Collected data:

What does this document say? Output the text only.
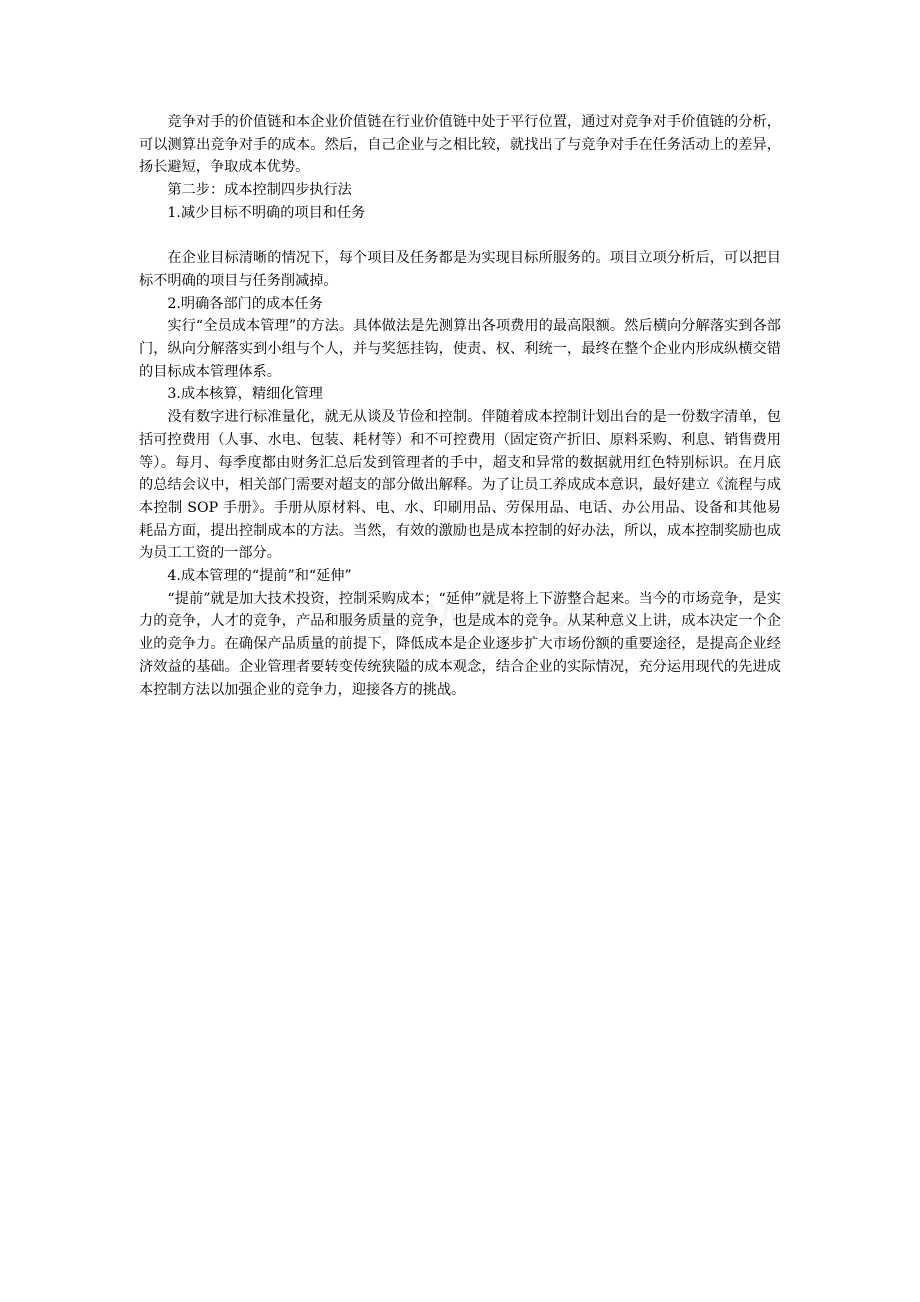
竞争对手的价值链和本企业价值链在行业价值链中处于平行位置，通过对竞争对手价值链的分析，可以测算出竞争对手的成本。然后，自己企业与之相比较，就找出了与竞争对手在任务活动上的差异，扬长避短，争取成本优势。

第二步：成本控制四步执行法

1.减少目标不明确的项目和任务

在企业目标清晰的情况下，每个项目及任务都是为实现目标所服务的。项目立项分析后，可以把目标不明确的项目与任务削减掉。

2.明确各部门的成本任务

实行“全员成本管理”的方法。具体做法是先测算出各项费用的最高限额。然后横向分解落实到各部门，纵向分解落实到小组与个人，并与奖惩挂钩，使责、权、利统一，最终在整个企业内形成纵横交错的目标成本管理体系。

3.成本核算，精细化管理

没有数字进行标准量化，就无从谈及节俭和控制。伴随着成本控制计划出台的是一份数字清单，包括可控费用（人事、水电、包装、耗材等）和不可控费用（固定资产折旧、原料采购、利息、销售费用等）。每月、每季度都由财务汇总后发到管理者的手中，超支和异常的数据就用红色特别标识。在月底的总结会议中，相关部门需要对超支的部分做出解释。为了让员工养成成本意识，最好建立《流程与成本控制 SOP 手册》。手册从原材料、电、水、印刷用品、劳保用品、电话、办公用品、设备和其他易耗品方面，提出控制成本的方法。当然，有效的激励也是成本控制的好办法，所以，成本控制奖励也成为员工工资的一部分。

4.成本管理的“提前”和“延伸”

“提前”就是加大技术投资，控制采购成本；“延伸”就是将上下游整合起来。当今的市场竞争，是实力的竞争，人才的竞争，产品和服务质量的竞争，也是成本的竞争。从某种意义上讲，成本决定一个企业的竞争力。在确保产品质量的前提下，降低成本是企业逐步扩大市场份额的重要途径，是提高企业经济效益的基础。企业管理者要转变传统狭隘的成本观念，结合企业的实际情况，充分运用现代的先进成本控制方法以加强企业的竞争力，迎接各方的挑战。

» TASK STATEMENT
Each line of the material must be retyped exactly, except that images are omitted.

» THE SOLUTION
What does this document say? Output the text only.
竞争对手的价值链和本企业价值链在行业价值链中处于平行位置，通过对竞争对手价值链的分析，可以测算出竞争对手的成本。然后，自己企业与之相比较，就找出了与竞争对手在任务活动上的差异，扬长避短，争取成本优势。

第二步：成本控制四步执行法

1.减少目标不明确的项目和任务

在企业目标清晰的情况下，每个项目及任务都是为实现目标所服务的。项目立项分析后，可以把目标不明确的项目与任务削减掉。

2.明确各部门的成本任务

实行“全员成本管理”的方法。具体做法是先测算出各项费用的最高限额。然后横向分解落实到各部门，纵向分解落实到小组与个人，并与奖惩挂钩，使责、权、利统一，最终在整个企业内形成纵横交错的目标成本管理体系。

3.成本核算，精细化管理

没有数字进行标准量化，就无从谈及节俭和控制。伴随着成本控制计划出台的是一份数字清单，包括可控费用（人事、水电、包装、耗材等）和不可控费用（固定资产折旧、原料采购、利息、销售费用等）。每月、每季度都由财务汇总后发到管理者的手中，超支和异常的数据就用红色特别标识。在月底的总结会议中，相关部门需要对超支的部分做出解释。为了让员工养成成本意识，最好建立《流程与成本控制 SOP 手册》。手册从原材料、电、水、印刷用品、劳保用品、电话、办公用品、设备和其他易耗品方面，提出控制成本的方法。当然，有效的激励也是成本控制的好办法，所以，成本控制奖励也成为员工工资的一部分。

4.成本管理的“提前”和“延伸”

“提前”就是加大技术投资，控制采购成本；“延伸”就是将上下游整合起来。当今的市场竞争，是实力的竞争，人才的竞争，产品和服务质量的竞争，也是成本的竞争。从某种意义上讲，成本决定一个企业的竞争力。在确保产品质量的前提下，降低成本是企业逐步扩大市场份额的重要途径，是提高企业经济效益的基础。企业管理者要转变传统狭隘的成本观念，结合企业的实际情况，充分运用现代的先进成本控制方法以加强企业的竞争力，迎接各方的挑战。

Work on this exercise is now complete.